## Selected passage
####

# Lcx111 and X38hd, can they be linked?



## rangerpig250 (Apr 10, 2011)

Question was asked to me and I don't know? Thanks, RP


----------



## K gonefishin (May 4, 2004)

Yellow plugs need to be on both to share sonar not sure 111 does


----------



## rangerpig250 (Apr 10, 2011)

K gonefishin said:


> Yellow plugs need to be on both to share sonar not sure 111 does


I'll check with him, thanks Kevin


----------



## Overwatchmike (Mar 16, 2013)

LCX111CHD does not have the yellow plug or ethernet plug so it cannot be linked.... I have one and use it as a stand alone unit.


----------



## rangerpig250 (Apr 10, 2011)

Overwatchmike said:


> LCX111CHD does not have the yellow plug or ethernet plug so it cannot be linked.... I have one and use it as a stand alone unit.


Thankyou, I appreciate it!


----------



## steelneyes2 (Jul 19, 2011)

####

## Source data
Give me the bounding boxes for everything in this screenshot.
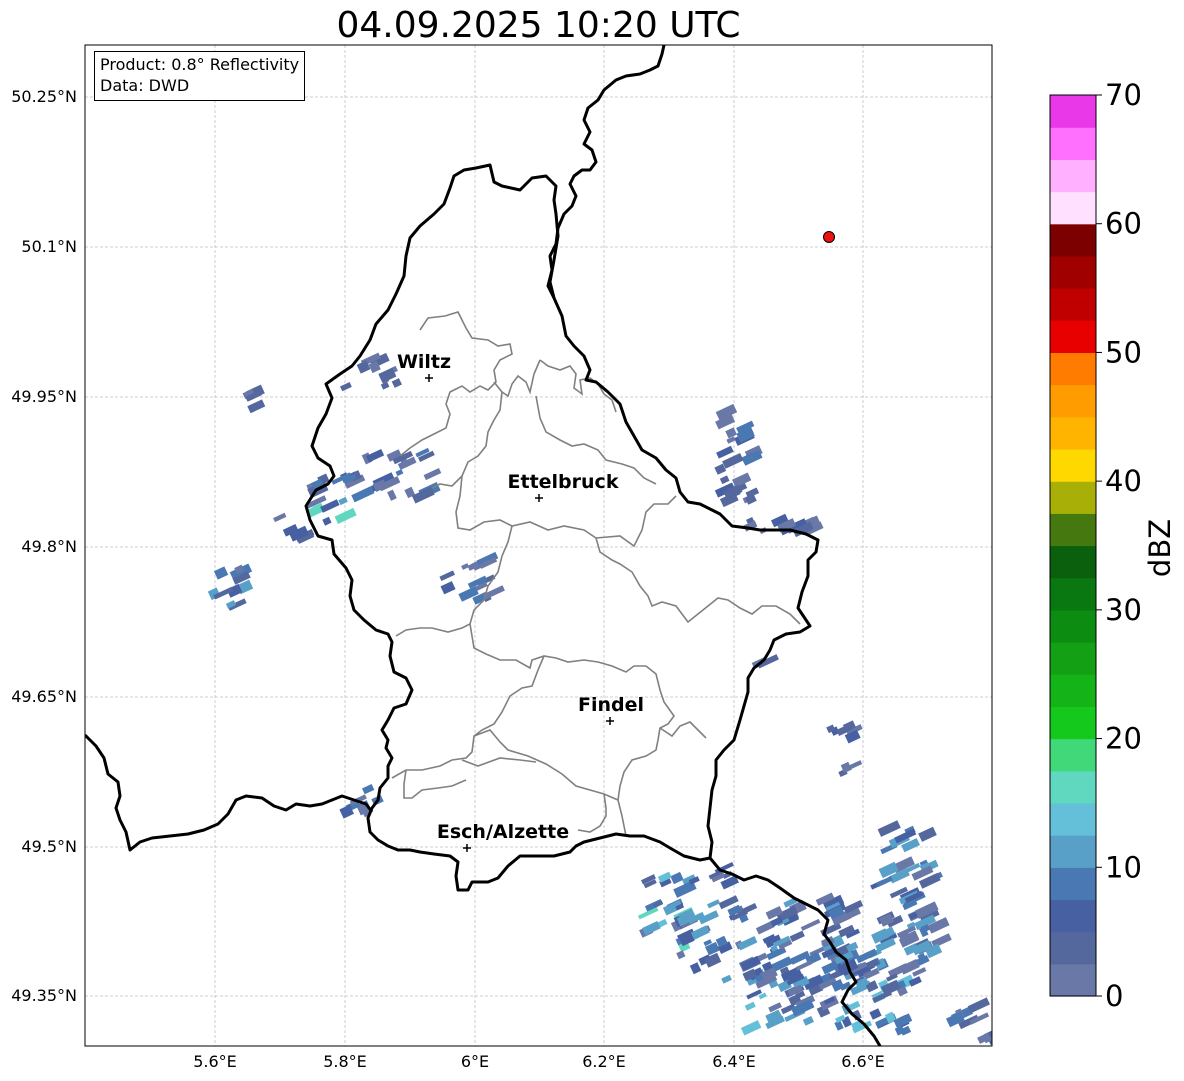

####

## Exercises
**a)** Please change "linked" to "connected" in the thread about linking the Lcx111 and X38hd, and write out the part between "# Lcx111 and" and "(May 4, 2004)", inclusive.
**b)** According to the thread about linking the Lcx111 and X38hd, what does the LCX111CHD lack that keeps it from being linked?

## The results
**a)**
# Lcx111 and X38hd, can they be connected?



## rangerpig250 (Apr 10, 2011)

Question was asked to me and I don't know? Thanks, RP


----------



## K gonefishin (May 4, 2004)

**b)** It has neither the yellow plug nor an ethernet plug.